[TASK TO CARRY OUT] Give every line back verbatim, dropping all images.

[SOURCE MATERIAL]

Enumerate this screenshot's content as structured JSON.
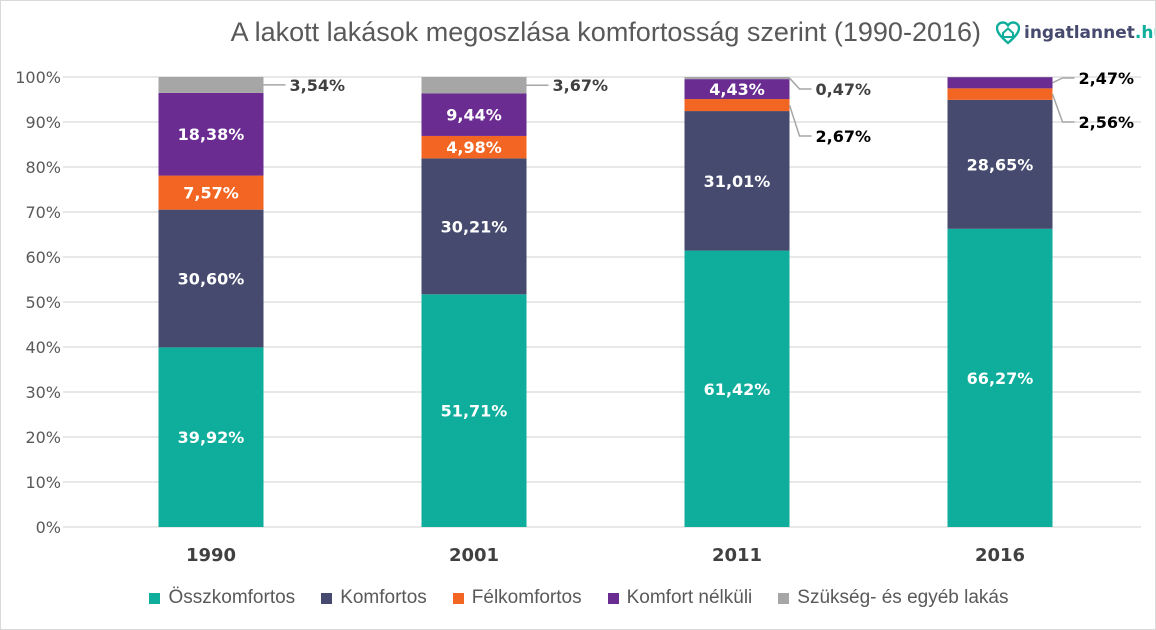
{
  "chart_data": {
    "type": "bar",
    "stacked": true,
    "title": "A lakott lakások megoszlása komfortosság szerint (1990-2016)",
    "categories": [
      "1990",
      "2001",
      "2011",
      "2016"
    ],
    "series": [
      {
        "name": "Összkomfortos",
        "color": "#0FAE9C",
        "values": [
          39.92,
          51.71,
          61.42,
          66.27
        ],
        "labels": [
          "39,92%",
          "51,71%",
          "61,42%",
          "66,27%"
        ]
      },
      {
        "name": "Komfortos",
        "color": "#454A6E",
        "values": [
          30.6,
          30.21,
          31.01,
          28.65
        ],
        "labels": [
          "30,60%",
          "30,21%",
          "31,01%",
          "28,65%"
        ]
      },
      {
        "name": "Félkomfortos",
        "color": "#F26522",
        "values": [
          7.57,
          4.98,
          2.67,
          2.56
        ],
        "labels": [
          "7,57%",
          "4,98%",
          "2,67%",
          "2,56%"
        ]
      },
      {
        "name": "Komfort nélküli",
        "color": "#6A2C91",
        "values": [
          18.38,
          9.44,
          4.43,
          2.47
        ],
        "labels": [
          "18,38%",
          "9,44%",
          "4,43%",
          "2,47%"
        ]
      },
      {
        "name": "Szükség- és egyéb lakás",
        "color": "#A6A6A6",
        "values": [
          3.54,
          3.67,
          0.47,
          null
        ],
        "labels": [
          "3,54%",
          "3,67%",
          "0,47%",
          null
        ]
      }
    ],
    "yticks": [
      "0%",
      "10%",
      "20%",
      "30%",
      "40%",
      "50%",
      "60%",
      "70%",
      "80%",
      "90%",
      "100%"
    ],
    "ylim": [
      0,
      100
    ],
    "grid": true,
    "legend": "bottom"
  },
  "logo": {
    "name": "ingatlannet",
    "tld": ".hu"
  }
}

[SOLUTION]
Enumerate this screenshot's content as structured JSON.
{
  "chart_data": {
    "type": "bar",
    "stacked": true,
    "title": "A lakott lakások megoszlása komfortosság szerint (1990-2016)",
    "categories": [
      "1990",
      "2001",
      "2011",
      "2016"
    ],
    "series": [
      {
        "name": "Összkomfortos",
        "color": "#0FAE9C",
        "values": [
          39.92,
          51.71,
          61.42,
          66.27
        ],
        "labels": [
          "39,92%",
          "51,71%",
          "61,42%",
          "66,27%"
        ]
      },
      {
        "name": "Komfortos",
        "color": "#454A6E",
        "values": [
          30.6,
          30.21,
          31.01,
          28.65
        ],
        "labels": [
          "30,60%",
          "30,21%",
          "31,01%",
          "28,65%"
        ]
      },
      {
        "name": "Félkomfortos",
        "color": "#F26522",
        "values": [
          7.57,
          4.98,
          2.67,
          2.56
        ],
        "labels": [
          "7,57%",
          "4,98%",
          "2,67%",
          "2,56%"
        ]
      },
      {
        "name": "Komfort nélküli",
        "color": "#6A2C91",
        "values": [
          18.38,
          9.44,
          4.43,
          2.47
        ],
        "labels": [
          "18,38%",
          "9,44%",
          "4,43%",
          "2,47%"
        ]
      },
      {
        "name": "Szükség- és egyéb lakás",
        "color": "#A6A6A6",
        "values": [
          3.54,
          3.67,
          0.47,
          null
        ],
        "labels": [
          "3,54%",
          "3,67%",
          "0,47%",
          null
        ]
      }
    ],
    "yticks": [
      "0%",
      "10%",
      "20%",
      "30%",
      "40%",
      "50%",
      "60%",
      "70%",
      "80%",
      "90%",
      "100%"
    ],
    "ylim": [
      0,
      100
    ],
    "grid": true,
    "legend": "bottom"
  },
  "logo": {
    "name": "ingatlannet",
    "tld": ".hu"
  }
}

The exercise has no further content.